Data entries
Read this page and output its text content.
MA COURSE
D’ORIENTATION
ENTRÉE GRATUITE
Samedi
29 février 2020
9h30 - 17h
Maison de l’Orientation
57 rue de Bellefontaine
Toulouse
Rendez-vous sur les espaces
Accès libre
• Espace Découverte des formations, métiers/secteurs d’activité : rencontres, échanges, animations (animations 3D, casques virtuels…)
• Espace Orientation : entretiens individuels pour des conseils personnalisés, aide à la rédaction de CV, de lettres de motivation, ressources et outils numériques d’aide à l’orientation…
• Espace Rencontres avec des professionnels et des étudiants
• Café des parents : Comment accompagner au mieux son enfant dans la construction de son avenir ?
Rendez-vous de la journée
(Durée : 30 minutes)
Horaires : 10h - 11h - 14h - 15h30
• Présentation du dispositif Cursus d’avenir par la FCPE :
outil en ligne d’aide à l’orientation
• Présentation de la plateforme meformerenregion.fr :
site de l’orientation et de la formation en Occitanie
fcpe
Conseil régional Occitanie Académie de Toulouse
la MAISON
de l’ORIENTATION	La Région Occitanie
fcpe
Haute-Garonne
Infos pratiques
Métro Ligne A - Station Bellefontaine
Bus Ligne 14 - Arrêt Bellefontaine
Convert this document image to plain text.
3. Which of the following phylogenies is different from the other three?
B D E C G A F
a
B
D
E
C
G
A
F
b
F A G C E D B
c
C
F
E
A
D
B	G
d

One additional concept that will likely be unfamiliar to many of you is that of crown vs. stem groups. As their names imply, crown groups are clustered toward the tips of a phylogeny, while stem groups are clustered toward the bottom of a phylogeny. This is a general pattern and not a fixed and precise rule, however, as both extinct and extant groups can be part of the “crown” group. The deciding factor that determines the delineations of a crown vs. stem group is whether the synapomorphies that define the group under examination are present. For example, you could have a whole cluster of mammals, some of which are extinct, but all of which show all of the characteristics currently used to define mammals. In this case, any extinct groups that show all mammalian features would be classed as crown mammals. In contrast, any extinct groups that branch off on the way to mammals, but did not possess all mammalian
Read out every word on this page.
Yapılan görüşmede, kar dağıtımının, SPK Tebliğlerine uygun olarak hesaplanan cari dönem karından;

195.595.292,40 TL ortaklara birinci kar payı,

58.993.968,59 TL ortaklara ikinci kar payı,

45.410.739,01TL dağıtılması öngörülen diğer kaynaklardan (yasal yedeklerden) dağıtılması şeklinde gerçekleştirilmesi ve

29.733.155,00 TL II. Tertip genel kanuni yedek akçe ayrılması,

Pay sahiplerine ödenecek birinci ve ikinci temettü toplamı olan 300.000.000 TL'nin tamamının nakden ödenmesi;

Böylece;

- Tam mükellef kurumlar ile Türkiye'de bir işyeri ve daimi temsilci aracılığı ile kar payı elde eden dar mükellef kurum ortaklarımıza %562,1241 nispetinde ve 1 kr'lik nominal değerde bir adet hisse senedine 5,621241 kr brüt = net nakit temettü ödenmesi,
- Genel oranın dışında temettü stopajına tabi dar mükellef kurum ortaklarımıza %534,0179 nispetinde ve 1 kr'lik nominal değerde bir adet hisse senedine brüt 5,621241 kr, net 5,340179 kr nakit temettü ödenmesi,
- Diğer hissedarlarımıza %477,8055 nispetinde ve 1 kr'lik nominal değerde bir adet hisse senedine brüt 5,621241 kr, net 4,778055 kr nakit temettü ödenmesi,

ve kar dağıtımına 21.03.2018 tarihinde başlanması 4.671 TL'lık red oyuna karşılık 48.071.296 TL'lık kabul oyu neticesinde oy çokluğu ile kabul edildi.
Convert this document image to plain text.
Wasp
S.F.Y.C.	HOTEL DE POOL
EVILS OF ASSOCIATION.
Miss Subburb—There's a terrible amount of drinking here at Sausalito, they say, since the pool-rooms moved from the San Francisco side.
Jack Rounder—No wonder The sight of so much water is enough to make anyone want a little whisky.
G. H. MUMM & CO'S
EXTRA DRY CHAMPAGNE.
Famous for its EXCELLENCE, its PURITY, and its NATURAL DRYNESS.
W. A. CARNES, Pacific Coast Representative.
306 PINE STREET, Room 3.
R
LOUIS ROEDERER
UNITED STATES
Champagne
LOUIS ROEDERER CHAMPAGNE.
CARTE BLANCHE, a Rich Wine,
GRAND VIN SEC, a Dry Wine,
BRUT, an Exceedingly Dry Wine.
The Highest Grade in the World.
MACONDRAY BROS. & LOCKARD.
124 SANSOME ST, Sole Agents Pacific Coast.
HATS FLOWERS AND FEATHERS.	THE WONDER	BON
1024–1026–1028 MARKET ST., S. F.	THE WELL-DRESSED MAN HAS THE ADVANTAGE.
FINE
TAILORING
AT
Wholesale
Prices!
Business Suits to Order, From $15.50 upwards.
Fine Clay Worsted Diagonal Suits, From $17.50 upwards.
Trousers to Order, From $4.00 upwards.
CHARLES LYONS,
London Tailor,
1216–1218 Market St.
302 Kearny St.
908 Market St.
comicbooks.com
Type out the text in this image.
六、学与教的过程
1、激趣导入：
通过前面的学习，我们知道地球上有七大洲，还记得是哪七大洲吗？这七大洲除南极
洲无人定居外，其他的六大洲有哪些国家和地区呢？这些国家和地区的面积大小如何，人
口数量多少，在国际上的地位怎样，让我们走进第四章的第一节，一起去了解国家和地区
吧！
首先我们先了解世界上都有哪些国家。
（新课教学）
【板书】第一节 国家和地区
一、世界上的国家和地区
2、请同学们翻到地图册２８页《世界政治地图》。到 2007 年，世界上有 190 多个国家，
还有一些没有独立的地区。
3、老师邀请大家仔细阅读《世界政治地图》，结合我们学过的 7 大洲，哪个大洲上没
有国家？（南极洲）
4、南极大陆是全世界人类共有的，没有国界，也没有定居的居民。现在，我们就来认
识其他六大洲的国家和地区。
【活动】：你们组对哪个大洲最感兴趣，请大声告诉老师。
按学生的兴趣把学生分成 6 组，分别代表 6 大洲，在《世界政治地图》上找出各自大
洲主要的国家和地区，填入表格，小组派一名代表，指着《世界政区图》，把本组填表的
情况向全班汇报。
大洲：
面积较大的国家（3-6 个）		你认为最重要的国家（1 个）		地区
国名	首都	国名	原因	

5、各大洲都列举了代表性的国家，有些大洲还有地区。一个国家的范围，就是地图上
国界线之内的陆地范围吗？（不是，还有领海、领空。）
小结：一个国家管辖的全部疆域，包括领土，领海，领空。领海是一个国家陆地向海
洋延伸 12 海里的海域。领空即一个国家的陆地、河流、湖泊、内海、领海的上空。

▶ Description of the task: Every line above that contains the word "ikinci" should be reported.

▶ Exercise output:
58.993.968,59 TL ortaklara ikinci kar payı,
Pay sahiplerine ödenecek birinci ve ikinci temettü toplamı olan 300.000.000 TL'nin tamamının nakden ödenmesi;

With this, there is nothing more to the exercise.